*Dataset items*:
----
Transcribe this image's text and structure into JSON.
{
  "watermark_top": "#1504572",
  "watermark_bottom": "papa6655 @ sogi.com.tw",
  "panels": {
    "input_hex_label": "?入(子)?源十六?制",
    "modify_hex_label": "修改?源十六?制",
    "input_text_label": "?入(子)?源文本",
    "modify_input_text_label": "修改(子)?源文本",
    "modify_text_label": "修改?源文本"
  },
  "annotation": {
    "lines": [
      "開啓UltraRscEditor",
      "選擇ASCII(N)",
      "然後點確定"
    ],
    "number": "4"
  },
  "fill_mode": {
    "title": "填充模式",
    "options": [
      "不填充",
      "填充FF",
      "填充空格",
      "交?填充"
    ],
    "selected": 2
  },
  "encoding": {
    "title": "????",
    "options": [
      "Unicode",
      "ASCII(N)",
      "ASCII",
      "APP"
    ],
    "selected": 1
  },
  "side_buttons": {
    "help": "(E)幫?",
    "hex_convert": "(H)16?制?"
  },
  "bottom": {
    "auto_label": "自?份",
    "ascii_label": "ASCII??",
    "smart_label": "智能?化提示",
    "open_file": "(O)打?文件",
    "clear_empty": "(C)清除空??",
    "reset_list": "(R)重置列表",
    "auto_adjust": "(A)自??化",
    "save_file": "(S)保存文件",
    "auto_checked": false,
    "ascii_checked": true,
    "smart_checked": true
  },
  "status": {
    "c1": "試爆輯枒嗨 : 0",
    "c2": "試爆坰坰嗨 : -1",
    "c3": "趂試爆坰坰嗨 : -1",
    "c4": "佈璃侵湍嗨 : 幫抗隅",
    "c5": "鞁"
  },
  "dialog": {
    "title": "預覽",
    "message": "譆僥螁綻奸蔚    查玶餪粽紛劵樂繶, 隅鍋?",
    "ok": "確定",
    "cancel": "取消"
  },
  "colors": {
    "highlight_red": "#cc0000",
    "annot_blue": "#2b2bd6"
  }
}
----
From the listing above, reproduce all the lines exactly.

*EXERCISE ANSWER*:
Transcribe this image's text and structure into JSON.
{
  "watermark_top": "#1504572",
  "watermark_bottom": "papa6655 @ sogi.com.tw",
  "panels": {
    "input_hex_label": "?入(子)?源十六?制",
    "modify_hex_label": "修改?源十六?制",
    "input_text_label": "?入(子)?源文本",
    "modify_input_text_label": "修改(子)?源文本",
    "modify_text_label": "修改?源文本"
  },
  "annotation": {
    "lines": [
      "開啓UltraRscEditor",
      "選擇ASCII(N)",
      "然後點確定"
    ],
    "number": "4"
  },
  "fill_mode": {
    "title": "填充模式",
    "options": [
      "不填充",
      "填充FF",
      "填充空格",
      "交?填充"
    ],
    "selected": 2
  },
  "encoding": {
    "title": "????",
    "options": [
      "Unicode",
      "ASCII(N)",
      "ASCII",
      "APP"
    ],
    "selected": 1
  },
  "side_buttons": {
    "help": "(E)幫?",
    "hex_convert": "(H)16?制?"
  },
  "bottom": {
    "auto_label": "自?份",
    "ascii_label": "ASCII??",
    "smart_label": "智能?化提示",
    "open_file": "(O)打?文件",
    "clear_empty": "(C)清除空??",
    "reset_list": "(R)重置列表",
    "auto_adjust": "(A)自??化",
    "save_file": "(S)保存文件",
    "auto_checked": false,
    "ascii_checked": true,
    "smart_checked": true
  },
  "status": {
    "c1": "試爆輯枒嗨 : 0",
    "c2": "試爆坰坰嗨 : -1",
    "c3": "趂試爆坰坰嗨 : -1",
    "c4": "佈璃侵湍嗨 : 幫抗隅",
    "c5": "鞁"
  },
  "dialog": {
    "title": "預覽",
    "message": "譆僥螁綻奸蔚    查玶餪粽紛劵樂繶, 隅鍋?",
    "ok": "確定",
    "cancel": "取消"
  },
  "colors": {
    "highlight_red": "#cc0000",
    "annot_blue": "#2b2bd6"
  }
}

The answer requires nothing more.